Directions: Review the material and extract every line in which the word "KGWX" occurs.

#####

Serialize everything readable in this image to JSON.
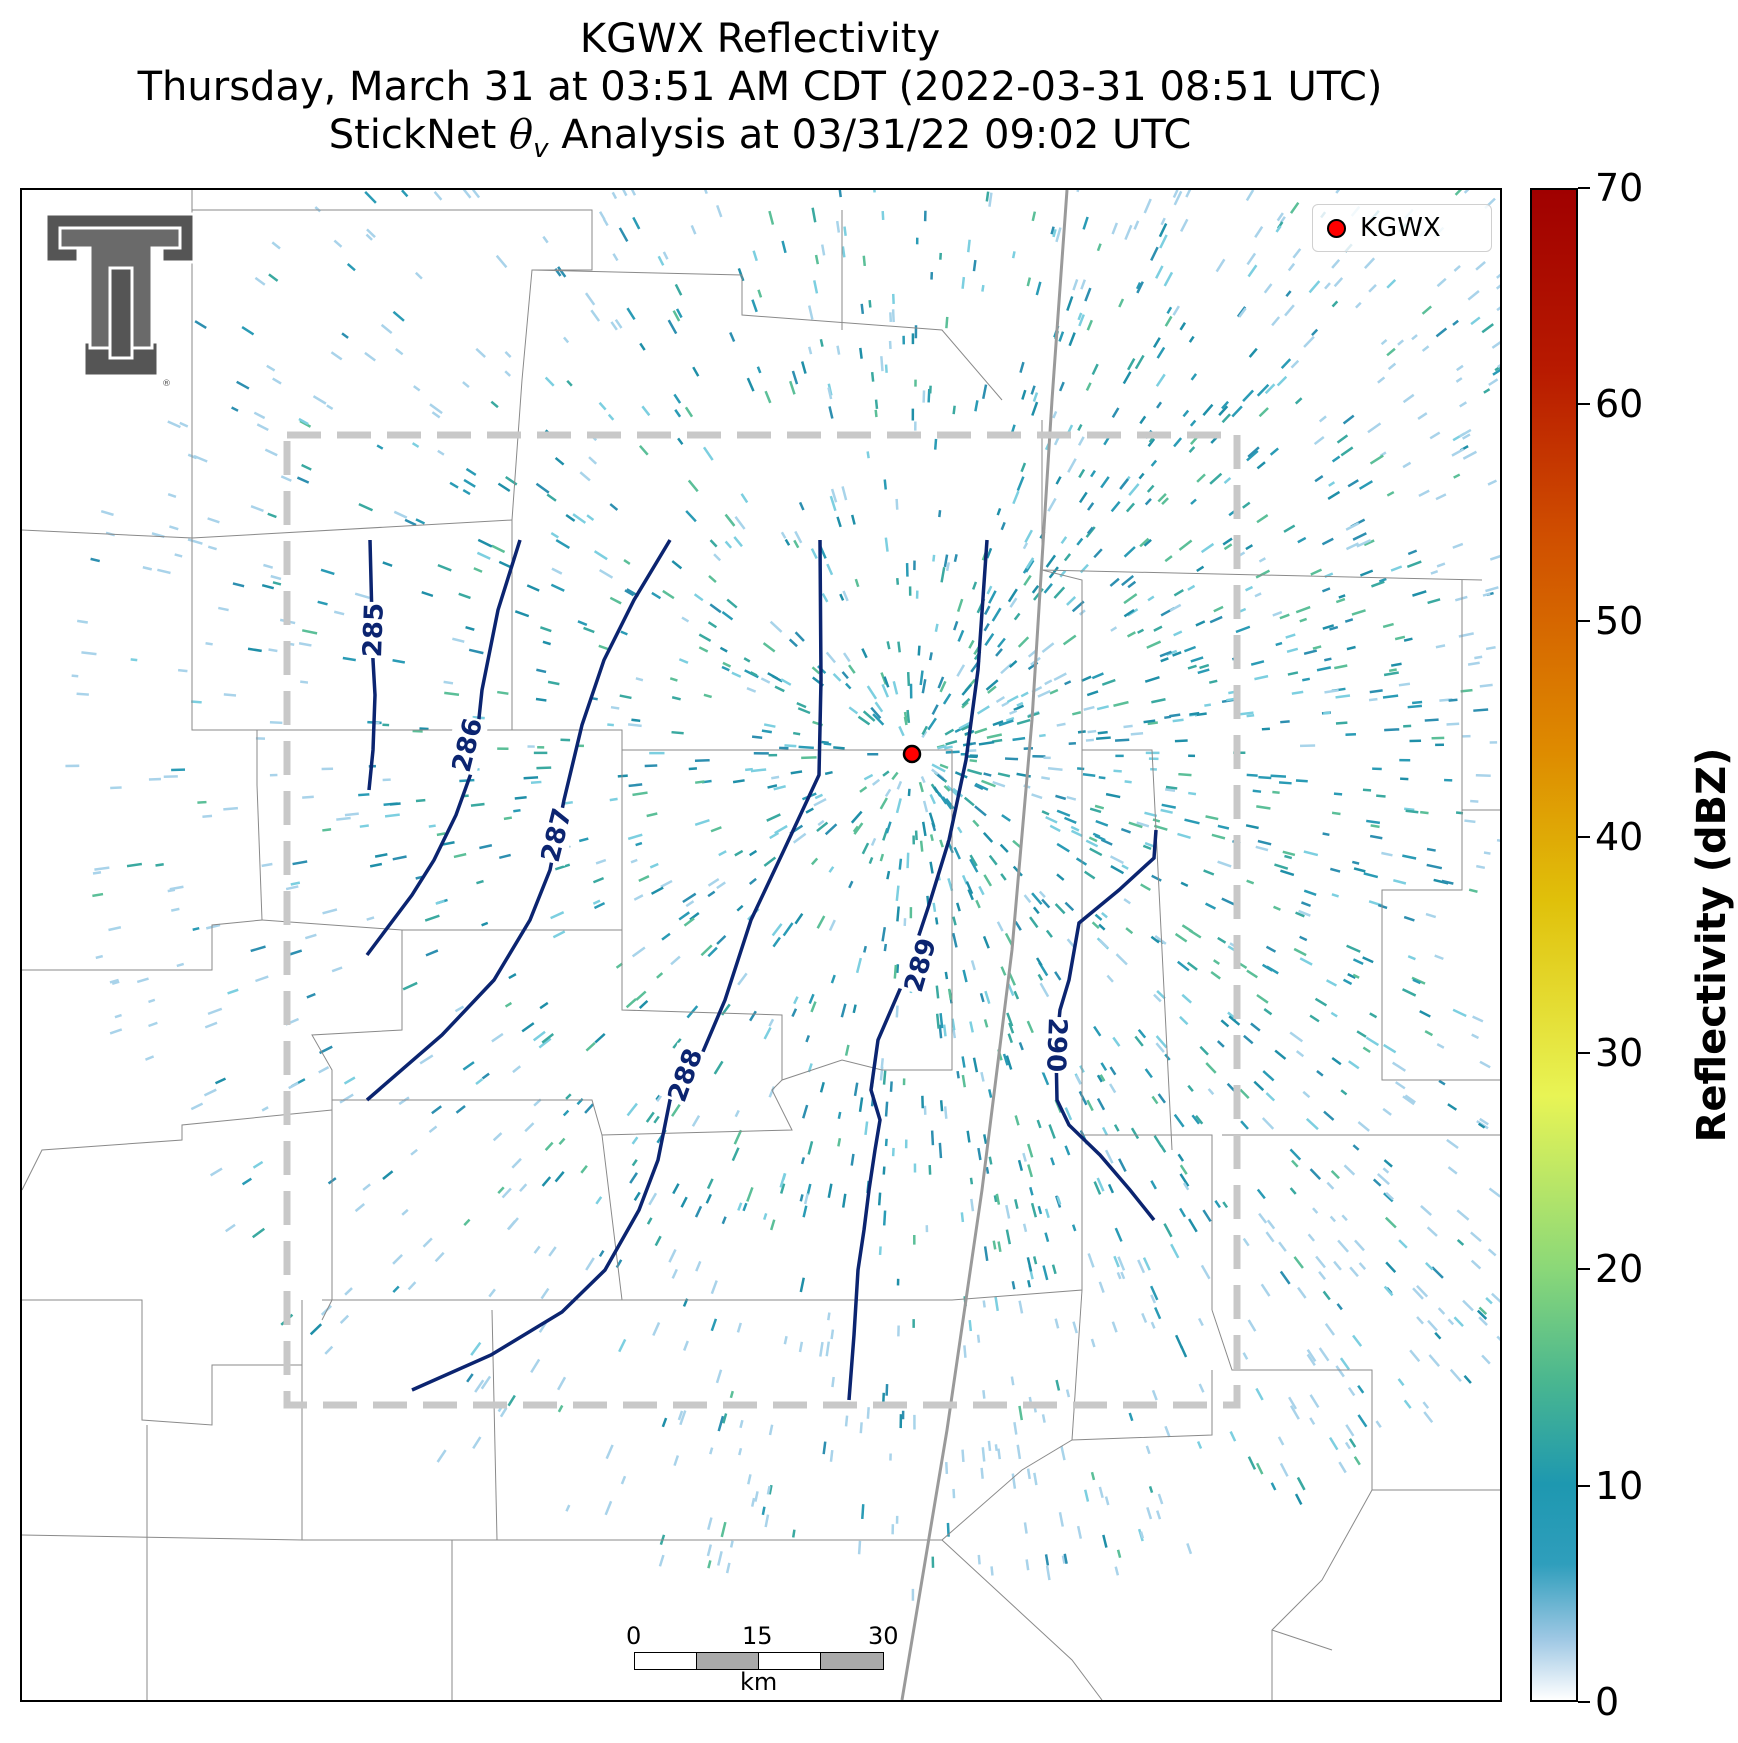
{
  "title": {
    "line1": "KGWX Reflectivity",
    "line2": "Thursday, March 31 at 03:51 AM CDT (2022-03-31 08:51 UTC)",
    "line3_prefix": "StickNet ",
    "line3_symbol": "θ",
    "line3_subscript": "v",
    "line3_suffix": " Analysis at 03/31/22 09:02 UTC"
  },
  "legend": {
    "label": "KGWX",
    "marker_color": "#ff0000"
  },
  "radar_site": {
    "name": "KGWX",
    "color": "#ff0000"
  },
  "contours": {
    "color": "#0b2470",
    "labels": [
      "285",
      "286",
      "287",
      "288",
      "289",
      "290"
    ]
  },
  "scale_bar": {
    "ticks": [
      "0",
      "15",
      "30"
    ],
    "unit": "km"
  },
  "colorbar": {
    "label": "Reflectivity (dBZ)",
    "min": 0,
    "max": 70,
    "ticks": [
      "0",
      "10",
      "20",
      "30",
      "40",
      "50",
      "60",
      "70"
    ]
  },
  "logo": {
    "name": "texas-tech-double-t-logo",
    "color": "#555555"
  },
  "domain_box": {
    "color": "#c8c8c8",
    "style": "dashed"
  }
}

#####

Complete output:
    "line1": "KGWX Reflectivity",
    "label": "KGWX",
    "name": "KGWX",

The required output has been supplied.